> _Request_: Give the data a second time, exactly and in full.

--

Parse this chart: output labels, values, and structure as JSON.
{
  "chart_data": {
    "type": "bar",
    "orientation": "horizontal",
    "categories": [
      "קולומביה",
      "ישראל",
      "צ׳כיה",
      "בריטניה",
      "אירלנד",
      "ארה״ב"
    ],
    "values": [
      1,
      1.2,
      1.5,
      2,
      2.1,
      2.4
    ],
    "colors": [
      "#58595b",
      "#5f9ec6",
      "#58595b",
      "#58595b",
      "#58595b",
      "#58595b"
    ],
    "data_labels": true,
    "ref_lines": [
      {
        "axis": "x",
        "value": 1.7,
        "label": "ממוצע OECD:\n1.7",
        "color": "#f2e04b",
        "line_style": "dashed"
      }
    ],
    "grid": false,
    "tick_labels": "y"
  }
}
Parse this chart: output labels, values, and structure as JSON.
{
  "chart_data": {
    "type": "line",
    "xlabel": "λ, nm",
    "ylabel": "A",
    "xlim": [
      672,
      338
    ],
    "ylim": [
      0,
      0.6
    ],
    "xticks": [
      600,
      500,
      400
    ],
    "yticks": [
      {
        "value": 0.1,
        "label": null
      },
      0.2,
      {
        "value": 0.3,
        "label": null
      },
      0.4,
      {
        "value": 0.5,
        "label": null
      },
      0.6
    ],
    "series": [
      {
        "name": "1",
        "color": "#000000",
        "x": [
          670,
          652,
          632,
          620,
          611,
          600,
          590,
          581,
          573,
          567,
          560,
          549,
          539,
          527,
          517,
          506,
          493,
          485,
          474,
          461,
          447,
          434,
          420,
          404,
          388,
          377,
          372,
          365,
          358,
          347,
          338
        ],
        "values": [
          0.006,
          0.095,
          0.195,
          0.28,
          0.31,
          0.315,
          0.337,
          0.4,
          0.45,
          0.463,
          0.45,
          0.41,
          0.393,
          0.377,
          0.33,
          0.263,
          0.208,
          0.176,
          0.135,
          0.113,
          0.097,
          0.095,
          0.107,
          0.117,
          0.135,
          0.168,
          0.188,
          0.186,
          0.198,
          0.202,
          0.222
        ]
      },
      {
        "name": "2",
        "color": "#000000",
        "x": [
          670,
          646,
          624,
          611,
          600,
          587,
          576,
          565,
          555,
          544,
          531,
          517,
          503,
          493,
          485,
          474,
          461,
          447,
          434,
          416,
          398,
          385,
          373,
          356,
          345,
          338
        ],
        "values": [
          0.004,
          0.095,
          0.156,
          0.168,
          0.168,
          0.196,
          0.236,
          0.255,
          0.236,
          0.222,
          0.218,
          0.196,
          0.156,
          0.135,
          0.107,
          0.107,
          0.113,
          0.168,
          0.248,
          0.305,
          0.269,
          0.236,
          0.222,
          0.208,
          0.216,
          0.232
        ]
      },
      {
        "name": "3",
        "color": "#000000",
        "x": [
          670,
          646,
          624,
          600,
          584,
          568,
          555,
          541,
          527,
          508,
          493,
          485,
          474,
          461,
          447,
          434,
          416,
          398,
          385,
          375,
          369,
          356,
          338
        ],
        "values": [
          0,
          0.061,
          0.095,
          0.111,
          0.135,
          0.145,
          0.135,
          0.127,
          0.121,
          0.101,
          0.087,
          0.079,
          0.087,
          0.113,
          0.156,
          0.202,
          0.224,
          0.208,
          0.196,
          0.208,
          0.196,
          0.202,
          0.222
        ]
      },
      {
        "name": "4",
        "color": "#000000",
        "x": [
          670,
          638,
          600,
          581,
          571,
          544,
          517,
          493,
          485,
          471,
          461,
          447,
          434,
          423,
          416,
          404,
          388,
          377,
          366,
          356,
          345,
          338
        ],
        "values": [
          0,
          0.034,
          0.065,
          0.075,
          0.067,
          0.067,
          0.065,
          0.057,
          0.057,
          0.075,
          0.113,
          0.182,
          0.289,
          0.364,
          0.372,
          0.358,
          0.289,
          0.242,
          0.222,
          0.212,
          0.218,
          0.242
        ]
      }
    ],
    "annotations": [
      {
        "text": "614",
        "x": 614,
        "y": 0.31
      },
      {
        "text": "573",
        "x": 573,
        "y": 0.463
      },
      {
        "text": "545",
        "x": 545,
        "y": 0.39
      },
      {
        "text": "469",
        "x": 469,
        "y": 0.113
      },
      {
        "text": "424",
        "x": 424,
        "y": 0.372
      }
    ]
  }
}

--

> _Task solution_:
Parse this chart: output labels, values, and structure as JSON.
{
  "chart_data": {
    "type": "bar",
    "orientation": "horizontal",
    "categories": [
      "קולומביה",
      "ישראל",
      "צ׳כיה",
      "בריטניה",
      "אירלנד",
      "ארה״ב"
    ],
    "values": [
      1,
      1.2,
      1.5,
      2,
      2.1,
      2.4
    ],
    "colors": [
      "#58595b",
      "#5f9ec6",
      "#58595b",
      "#58595b",
      "#58595b",
      "#58595b"
    ],
    "data_labels": true,
    "ref_lines": [
      {
        "axis": "x",
        "value": 1.7,
        "label": "ממוצע OECD:\n1.7",
        "color": "#f2e04b",
        "line_style": "dashed"
      }
    ],
    "grid": false,
    "tick_labels": "y"
  }
}
Parse this chart: output labels, values, and structure as JSON.
{
  "chart_data": {
    "type": "line",
    "xlabel": "λ, nm",
    "ylabel": "A",
    "xlim": [
      672,
      338
    ],
    "ylim": [
      0,
      0.6
    ],
    "xticks": [
      600,
      500,
      400
    ],
    "yticks": [
      {
        "value": 0.1,
        "label": null
      },
      0.2,
      {
        "value": 0.3,
        "label": null
      },
      0.4,
      {
        "value": 0.5,
        "label": null
      },
      0.6
    ],
    "series": [
      {
        "name": "1",
        "color": "#000000",
        "x": [
          670,
          652,
          632,
          620,
          611,
          600,
          590,
          581,
          573,
          567,
          560,
          549,
          539,
          527,
          517,
          506,
          493,
          485,
          474,
          461,
          447,
          434,
          420,
          404,
          388,
          377,
          372,
          365,
          358,
          347,
          338
        ],
        "values": [
          0.006,
          0.095,
          0.195,
          0.28,
          0.31,
          0.315,
          0.337,
          0.4,
          0.45,
          0.463,
          0.45,
          0.41,
          0.393,
          0.377,
          0.33,
          0.263,
          0.208,
          0.176,
          0.135,
          0.113,
          0.097,
          0.095,
          0.107,
          0.117,
          0.135,
          0.168,
          0.188,
          0.186,
          0.198,
          0.202,
          0.222
        ]
      },
      {
        "name": "2",
        "color": "#000000",
        "x": [
          670,
          646,
          624,
          611,
          600,
          587,
          576,
          565,
          555,
          544,
          531,
          517,
          503,
          493,
          485,
          474,
          461,
          447,
          434,
          416,
          398,
          385,
          373,
          356,
          345,
          338
        ],
        "values": [
          0.004,
          0.095,
          0.156,
          0.168,
          0.168,
          0.196,
          0.236,
          0.255,
          0.236,
          0.222,
          0.218,
          0.196,
          0.156,
          0.135,
          0.107,
          0.107,
          0.113,
          0.168,
          0.248,
          0.305,
          0.269,
          0.236,
          0.222,
          0.208,
          0.216,
          0.232
        ]
      },
      {
        "name": "3",
        "color": "#000000",
        "x": [
          670,
          646,
          624,
          600,
          584,
          568,
          555,
          541,
          527,
          508,
          493,
          485,
          474,
          461,
          447,
          434,
          416,
          398,
          385,
          375,
          369,
          356,
          338
        ],
        "values": [
          0,
          0.061,
          0.095,
          0.111,
          0.135,
          0.145,
          0.135,
          0.127,
          0.121,
          0.101,
          0.087,
          0.079,
          0.087,
          0.113,
          0.156,
          0.202,
          0.224,
          0.208,
          0.196,
          0.208,
          0.196,
          0.202,
          0.222
        ]
      },
      {
        "name": "4",
        "color": "#000000",
        "x": [
          670,
          638,
          600,
          581,
          571,
          544,
          517,
          493,
          485,
          471,
          461,
          447,
          434,
          423,
          416,
          404,
          388,
          377,
          366,
          356,
          345,
          338
        ],
        "values": [
          0,
          0.034,
          0.065,
          0.075,
          0.067,
          0.067,
          0.065,
          0.057,
          0.057,
          0.075,
          0.113,
          0.182,
          0.289,
          0.364,
          0.372,
          0.358,
          0.289,
          0.242,
          0.222,
          0.212,
          0.218,
          0.242
        ]
      }
    ],
    "annotations": [
      {
        "text": "614",
        "x": 614,
        "y": 0.31
      },
      {
        "text": "573",
        "x": 573,
        "y": 0.463
      },
      {
        "text": "545",
        "x": 545,
        "y": 0.39
      },
      {
        "text": "469",
        "x": 469,
        "y": 0.113
      },
      {
        "text": "424",
        "x": 424,
        "y": 0.372
      }
    ]
  }
}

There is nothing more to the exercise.